→ WORK TO DO
Locate each line holding the string "Report" and copy it.

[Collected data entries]
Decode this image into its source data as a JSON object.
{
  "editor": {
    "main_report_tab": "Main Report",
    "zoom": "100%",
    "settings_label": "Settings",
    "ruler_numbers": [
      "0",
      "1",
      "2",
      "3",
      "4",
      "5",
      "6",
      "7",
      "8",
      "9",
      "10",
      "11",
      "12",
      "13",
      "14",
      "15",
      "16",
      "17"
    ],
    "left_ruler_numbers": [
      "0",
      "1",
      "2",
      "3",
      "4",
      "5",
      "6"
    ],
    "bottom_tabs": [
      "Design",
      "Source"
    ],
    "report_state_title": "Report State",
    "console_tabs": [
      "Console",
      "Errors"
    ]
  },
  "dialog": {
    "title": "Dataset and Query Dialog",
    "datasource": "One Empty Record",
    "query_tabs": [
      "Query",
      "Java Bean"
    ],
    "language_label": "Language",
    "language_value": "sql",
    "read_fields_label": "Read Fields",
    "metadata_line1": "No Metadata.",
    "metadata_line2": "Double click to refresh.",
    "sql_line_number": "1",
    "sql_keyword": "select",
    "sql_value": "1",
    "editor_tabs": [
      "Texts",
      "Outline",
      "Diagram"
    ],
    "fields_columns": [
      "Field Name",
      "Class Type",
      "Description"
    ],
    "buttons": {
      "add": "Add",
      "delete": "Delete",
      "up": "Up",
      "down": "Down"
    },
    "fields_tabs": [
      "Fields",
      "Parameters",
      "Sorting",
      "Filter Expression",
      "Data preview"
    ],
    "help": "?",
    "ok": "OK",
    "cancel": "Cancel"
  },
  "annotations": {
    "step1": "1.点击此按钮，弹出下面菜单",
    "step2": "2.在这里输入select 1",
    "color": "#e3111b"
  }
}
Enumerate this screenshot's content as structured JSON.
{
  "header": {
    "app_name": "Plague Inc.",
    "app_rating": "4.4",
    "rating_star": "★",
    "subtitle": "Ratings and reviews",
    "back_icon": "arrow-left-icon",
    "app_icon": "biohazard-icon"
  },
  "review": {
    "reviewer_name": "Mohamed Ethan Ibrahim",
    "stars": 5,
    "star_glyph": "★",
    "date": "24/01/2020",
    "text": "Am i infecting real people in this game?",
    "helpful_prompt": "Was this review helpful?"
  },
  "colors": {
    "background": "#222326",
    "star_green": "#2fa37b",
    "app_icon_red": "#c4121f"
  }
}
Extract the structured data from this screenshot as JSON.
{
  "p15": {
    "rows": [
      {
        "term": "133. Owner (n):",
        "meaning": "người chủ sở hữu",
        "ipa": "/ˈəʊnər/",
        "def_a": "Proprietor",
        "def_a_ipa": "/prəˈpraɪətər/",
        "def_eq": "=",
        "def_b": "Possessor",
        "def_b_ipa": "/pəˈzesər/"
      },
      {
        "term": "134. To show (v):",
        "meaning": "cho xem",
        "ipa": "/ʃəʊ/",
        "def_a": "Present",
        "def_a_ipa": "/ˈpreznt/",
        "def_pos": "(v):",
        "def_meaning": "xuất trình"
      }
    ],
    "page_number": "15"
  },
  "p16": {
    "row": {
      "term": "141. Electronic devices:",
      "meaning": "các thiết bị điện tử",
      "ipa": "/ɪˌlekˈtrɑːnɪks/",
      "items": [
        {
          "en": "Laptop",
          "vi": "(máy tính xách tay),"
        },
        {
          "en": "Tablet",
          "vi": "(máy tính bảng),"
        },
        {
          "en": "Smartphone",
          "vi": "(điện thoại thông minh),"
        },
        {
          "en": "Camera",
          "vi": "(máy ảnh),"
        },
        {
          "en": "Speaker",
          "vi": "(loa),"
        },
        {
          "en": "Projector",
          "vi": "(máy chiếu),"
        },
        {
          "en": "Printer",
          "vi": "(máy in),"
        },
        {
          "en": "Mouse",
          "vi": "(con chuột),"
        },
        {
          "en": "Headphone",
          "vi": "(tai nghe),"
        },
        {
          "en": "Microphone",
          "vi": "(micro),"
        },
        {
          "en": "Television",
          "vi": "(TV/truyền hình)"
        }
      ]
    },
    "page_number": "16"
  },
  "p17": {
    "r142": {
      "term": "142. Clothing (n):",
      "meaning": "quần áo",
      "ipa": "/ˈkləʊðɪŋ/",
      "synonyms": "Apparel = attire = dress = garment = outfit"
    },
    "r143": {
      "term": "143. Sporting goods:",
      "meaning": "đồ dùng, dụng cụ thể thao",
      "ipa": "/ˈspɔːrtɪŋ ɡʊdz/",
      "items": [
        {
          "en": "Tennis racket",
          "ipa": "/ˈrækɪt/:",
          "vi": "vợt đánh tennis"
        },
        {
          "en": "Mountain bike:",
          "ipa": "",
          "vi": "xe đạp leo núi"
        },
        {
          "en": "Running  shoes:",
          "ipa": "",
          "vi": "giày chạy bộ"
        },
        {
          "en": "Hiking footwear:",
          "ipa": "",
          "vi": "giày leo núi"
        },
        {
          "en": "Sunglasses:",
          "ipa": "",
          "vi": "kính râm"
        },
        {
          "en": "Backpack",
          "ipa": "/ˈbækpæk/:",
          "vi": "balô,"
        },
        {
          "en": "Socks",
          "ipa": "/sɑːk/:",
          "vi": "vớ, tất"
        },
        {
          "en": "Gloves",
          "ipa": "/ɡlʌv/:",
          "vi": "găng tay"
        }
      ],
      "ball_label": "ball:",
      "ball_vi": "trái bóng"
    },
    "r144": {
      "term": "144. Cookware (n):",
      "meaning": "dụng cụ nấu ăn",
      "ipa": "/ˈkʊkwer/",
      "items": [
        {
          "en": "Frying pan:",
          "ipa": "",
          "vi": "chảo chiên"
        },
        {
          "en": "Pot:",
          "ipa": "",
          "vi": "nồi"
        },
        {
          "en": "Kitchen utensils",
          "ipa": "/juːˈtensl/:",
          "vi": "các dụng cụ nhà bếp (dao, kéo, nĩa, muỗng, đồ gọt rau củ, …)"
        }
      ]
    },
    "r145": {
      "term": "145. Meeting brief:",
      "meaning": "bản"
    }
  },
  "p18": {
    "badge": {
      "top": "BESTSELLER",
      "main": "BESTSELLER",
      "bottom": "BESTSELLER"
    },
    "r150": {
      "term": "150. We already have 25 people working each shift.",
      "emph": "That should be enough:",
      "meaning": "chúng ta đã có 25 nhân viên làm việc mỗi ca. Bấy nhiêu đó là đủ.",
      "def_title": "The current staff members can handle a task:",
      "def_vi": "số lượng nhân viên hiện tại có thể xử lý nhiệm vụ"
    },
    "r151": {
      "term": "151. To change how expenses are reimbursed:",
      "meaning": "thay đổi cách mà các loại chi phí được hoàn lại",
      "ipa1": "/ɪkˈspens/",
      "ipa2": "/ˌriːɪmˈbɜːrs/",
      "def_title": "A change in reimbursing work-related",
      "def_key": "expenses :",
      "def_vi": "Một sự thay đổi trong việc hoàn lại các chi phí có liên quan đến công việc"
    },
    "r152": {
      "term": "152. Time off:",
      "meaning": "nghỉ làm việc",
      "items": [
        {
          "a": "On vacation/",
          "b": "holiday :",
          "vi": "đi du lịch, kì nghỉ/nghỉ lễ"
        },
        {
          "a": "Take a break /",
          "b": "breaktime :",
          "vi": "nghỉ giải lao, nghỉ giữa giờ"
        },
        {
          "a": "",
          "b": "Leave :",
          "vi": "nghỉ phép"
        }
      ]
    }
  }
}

→ CORRECT RESPONSE
    "main_report_tab": "Main Report",
    "report_state_title": "Report State",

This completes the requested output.